▶ **Exercise brief**: Your task is to repeat all of the data exactly while excluding the pictures.

▶ **Record list**:
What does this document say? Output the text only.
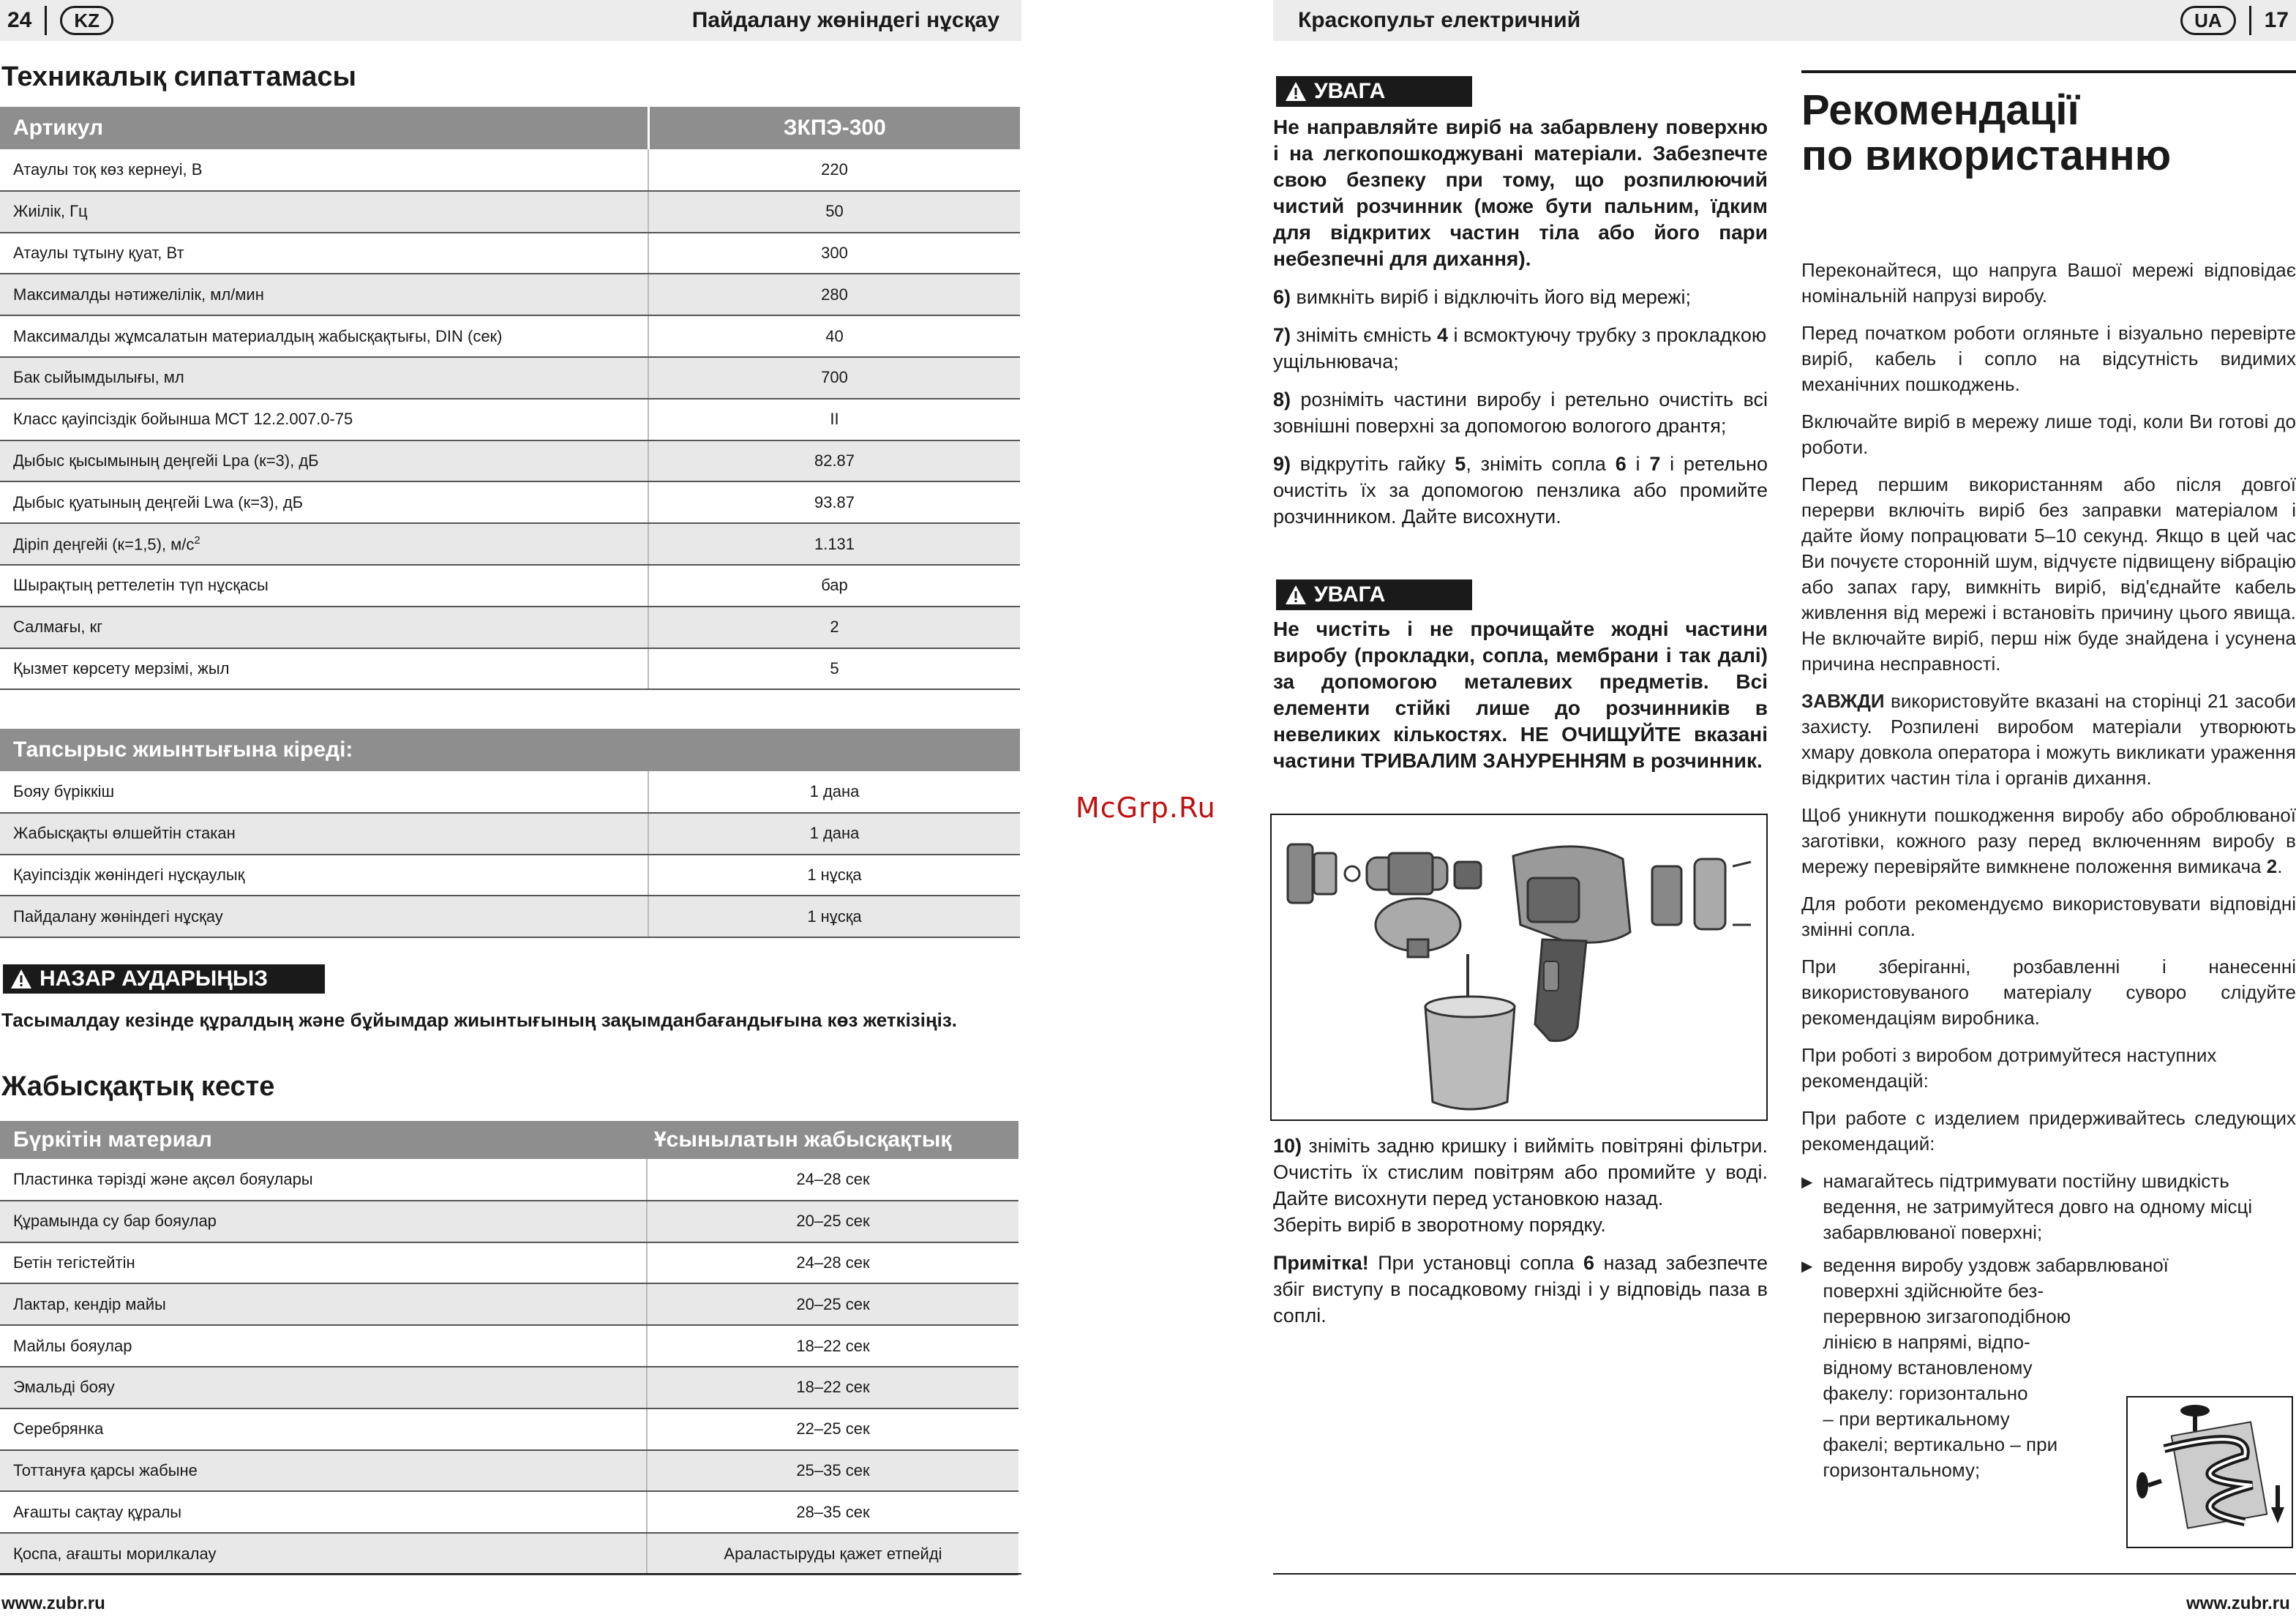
24	KZ	Пайдалану жөніндегі нұсқау	Краскопульт електричний	UA	17
Техникалық сипаттамасы
Артикул	ЗКПЭ-300
Атаулы тоқ көз кернеуі, В	220
Жиілік, Гц	50
Атаулы тұтыну қуат, Вт	300
Максималды нәтижелілік, мл/мин	280
Максималды жұмсалатын материалдың жабысқақтығы, DIN (сек)	40
Бак сыйымдылығы, мл	700
Класс қауіпсіздік бойынша МСТ 12.2.007.0-75	II
Дыбыс қысымының деңгейі Lpa (к=3), дБ	82.87
Дыбыс қуатының деңгейі Lwa (к=3), дБ	93.87
Діріп деңгейі (к=1,5), $м/с^2$	1.131
Шырақтың реттелетін түп нұсқасы	бар
Салмағы, кг	2
Қызмет көрсету мерзімі, жыл	5
Тапсырыс жиынтығына кіреді:	
Бояу бүріккіш	1 дана
Жабысқақты өлшейтін стакан	1 дана
Қауіпсіздік жөніндегі нұсқаулық	1 нұсқа
Пайдалану жөніндегі нұсқау	1 нұсқа
НАЗАР АУДАРЫҢЫЗ
Тасымалдау кезінде құралдың және бұйымдар жиынтығының зақымданбағандығына көз жеткізіңіз.
Жабысқақтық кесте
Бүркітін материал	Ұсынылатын жабысқақтық
Пластинка тәрізді және ақсөл бояулары	24–28 сек
Құрамында су бар бояулар	20–25 сек
Бетін тегістейтін	24–28 сек
Лактар, кендір майы	20–25 сек
Майлы бояулар	18–22 сек
Эмальді бояу	18–22 сек
Серебрянка	22–25 сек
Тоттануға қарсы жабыне	25–35 сек
Ағашты сақтау құралы	28–35 сек
Қоспа, ағашты морилкалау	Араластыруды қажет етпейді
www.zubr.ru
McGrp.Ru
УВАГА

Не направляйте виріб на забарвлену поверхню і на легкопошкоджувані матеріали. Забезпечте свою безпеку при тому, що розпилюючий чистий розчинник (може бути пальним, їдким для відкритих частин тіла або його пари небезпечні для дихання).

6) вимкніть виріб і відключіть його від мережі;

7) зніміть ємність 4 і всмоктуючу трубку з прокладкою ущільнювача;

8) розніміть частини виробу і ретельно очистіть всі зовнішні поверхні за допомогою вологого дрантя;

9) відкрутіть гайку 5, зніміть сопла 6 і 7 і ретельно очистіть їх за допомогою пензлика або промийте розчинником. Дайте висохнути.

УВАГА
Не чистіть і не прочищайте жодні частини виробу (прокладки, сопла, мембрани і так далі) за допомогою металевих предметів. Всі елементи стійкі лише до розчинників в невеликих кількостях. НЕ ОЧИЩУЙТЕ вказані частини ТРИВАЛИМ ЗАНУРЕННЯМ в розчинник.

10) зніміть задню кришку і вийміть повітряні фільтри. Очистіть їх стислим повітрям або промийте у воді. Дайте висохнути перед установкою назад.

Зберіть виріб в зворотному порядку.

Примітка! При установці сопла 6 назад забезпечте збіг виступу в посадковому гнізді і у відповідь паза в соплі.

Рекомендації
по використанню

Переконайтеся, що напруга Вашої мережі відповідає номінальній напрузі виробу.

Перед початком роботи огляньте і візуально перевірте виріб, кабель і сопло на відсутність видимих механічних пошкоджень.

Включайте виріб в мережу лише тоді, коли Ви готові до роботи.

Перед першим використанням або після довгої перерви включіть виріб без заправки матеріалом і дайте йому попрацювати 5–10 секунд. Якщо в цей час Ви почуєте сторонній шум, відчуєте підвищену вібрацію або запах гару, вимкніть виріб, від'єднайте кабель живлення від мережі і встановіть причину цього явища. Не включайте виріб, перш ніж буде знайдена і усунена причина несправності.

ЗАВЖДИ використовуйте вказані на сторінці 21 засоби захисту. Розпилені виробом матеріали утворюють хмару довкола оператора і можуть викликати ураження відкритих частин тіла і органів дихання.

Щоб уникнути пошкодження виробу або оброблюваної заготівки, кожного разу перед включенням виробу в мережу перевіряйте вимкнене положення вимикача 2.

Для роботи рекомендуємо використовувати відповідні змінні сопла.

При зберіганні, розбавленні і нанесенні використовуваного матеріалу суворо слідуйте рекомендаціям виробника.

При роботі з виробом дотримуйтеся наступних рекомендацій:

При работе с изделием придерживайтесь следующих рекомендаций:

▶ намагайтесь підтримувати постійну швидкість ведення, не затримуйтеся довго на одному місці забарвлюваної поверхні;
▶ ведення виробу уздовж забарвлюваної
поверхні здійснюйте без-
перервною зигзагоподібною
лінією в напрямі, відпо-
відному встановленому
факелу: горизонтально
– при вертикальному
факелі; вертикально – при
горизонтальному;
www.zubr.ru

▶ **Full response**:
What does this document say? Output the text only.
24	KZ	Пайдалану жөніндегі нұсқау	Краскопульт електричний	UA	17
Техникалық сипаттамасы
Артикул	ЗКПЭ-300
Атаулы тоқ көз кернеуі, В	220
Жиілік, Гц	50
Атаулы тұтыну қуат, Вт	300
Максималды нәтижелілік, мл/мин	280
Максималды жұмсалатын материалдың жабысқақтығы, DIN (сек)	40
Бак сыйымдылығы, мл	700
Класс қауіпсіздік бойынша МСТ 12.2.007.0-75	II
Дыбыс қысымының деңгейі Lpa (к=3), дБ	82.87
Дыбыс қуатының деңгейі Lwa (к=3), дБ	93.87
Діріп деңгейі (к=1,5), $м/с^2$	1.131
Шырақтың реттелетін түп нұсқасы	бар
Салмағы, кг	2
Қызмет көрсету мерзімі, жыл	5
Тапсырыс жиынтығына кіреді:	
Бояу бүріккіш	1 дана
Жабысқақты өлшейтін стакан	1 дана
Қауіпсіздік жөніндегі нұсқаулық	1 нұсқа
Пайдалану жөніндегі нұсқау	1 нұсқа
НАЗАР АУДАРЫҢЫЗ
Тасымалдау кезінде құралдың және бұйымдар жиынтығының зақымданбағандығына көз жеткізіңіз.
Жабысқақтық кесте
Бүркітін материал	Ұсынылатын жабысқақтық
Пластинка тәрізді және ақсөл бояулары	24–28 сек
Құрамында су бар бояулар	20–25 сек
Бетін тегістейтін	24–28 сек
Лактар, кендір майы	20–25 сек
Майлы бояулар	18–22 сек
Эмальді бояу	18–22 сек
Серебрянка	22–25 сек
Тоттануға қарсы жабыне	25–35 сек
Ағашты сақтау құралы	28–35 сек
Қоспа, ағашты морилкалау	Араластыруды қажет етпейді
www.zubr.ru
McGrp.Ru
УВАГА

Не направляйте виріб на забарвлену поверхню і на легкопошкоджувані матеріали. Забезпечте свою безпеку при тому, що розпилюючий чистий розчинник (може бути пальним, їдким для відкритих частин тіла або його пари небезпечні для дихання).

6) вимкніть виріб і відключіть його від мережі;

7) зніміть ємність 4 і всмоктуючу трубку з прокладкою ущільнювача;

8) розніміть частини виробу і ретельно очистіть всі зовнішні поверхні за допомогою вологого дрантя;

9) відкрутіть гайку 5, зніміть сопла 6 і 7 і ретельно очистіть їх за допомогою пензлика або промийте розчинником. Дайте висохнути.

УВАГА
Не чистіть і не прочищайте жодні частини виробу (прокладки, сопла, мембрани і так далі) за допомогою металевих предметів. Всі елементи стійкі лише до розчинників в невеликих кількостях. НЕ ОЧИЩУЙТЕ вказані частини ТРИВАЛИМ ЗАНУРЕННЯМ в розчинник.

10) зніміть задню кришку і вийміть повітряні фільтри. Очистіть їх стислим повітрям або промийте у воді. Дайте висохнути перед установкою назад.

Зберіть виріб в зворотному порядку.

Примітка! При установці сопла 6 назад забезпечте збіг виступу в посадковому гнізді і у відповідь паза в соплі.

Рекомендації
по використанню

Переконайтеся, що напруга Вашої мережі відповідає номінальній напрузі виробу.

Перед початком роботи огляньте і візуально перевірте виріб, кабель і сопло на відсутність видимих механічних пошкоджень.

Включайте виріб в мережу лише тоді, коли Ви готові до роботи.

Перед першим використанням або після довгої перерви включіть виріб без заправки матеріалом і дайте йому попрацювати 5–10 секунд. Якщо в цей час Ви почуєте сторонній шум, відчуєте підвищену вібрацію або запах гару, вимкніть виріб, від'єднайте кабель живлення від мережі і встановіть причину цього явища. Не включайте виріб, перш ніж буде знайдена і усунена причина несправності.

ЗАВЖДИ використовуйте вказані на сторінці 21 засоби захисту. Розпилені виробом матеріали утворюють хмару довкола оператора і можуть викликати ураження відкритих частин тіла і органів дихання.

Щоб уникнути пошкодження виробу або оброблюваної заготівки, кожного разу перед включенням виробу в мережу перевіряйте вимкнене положення вимикача 2.

Для роботи рекомендуємо використовувати відповідні змінні сопла.

При зберіганні, розбавленні і нанесенні використовуваного матеріалу суворо слідуйте рекомендаціям виробника.

При роботі з виробом дотримуйтеся наступних рекомендацій:

При работе с изделием придерживайтесь следующих рекомендаций:

▶ намагайтесь підтримувати постійну швидкість ведення, не затримуйтеся довго на одному місці забарвлюваної поверхні;
▶ ведення виробу уздовж забарвлюваної
поверхні здійснюйте без-
перервною зигзагоподібною
лінією в напрямі, відпо-
відному встановленому
факелу: горизонтально
– при вертикальному
факелі; вертикально – при
горизонтальному;
www.zubr.ru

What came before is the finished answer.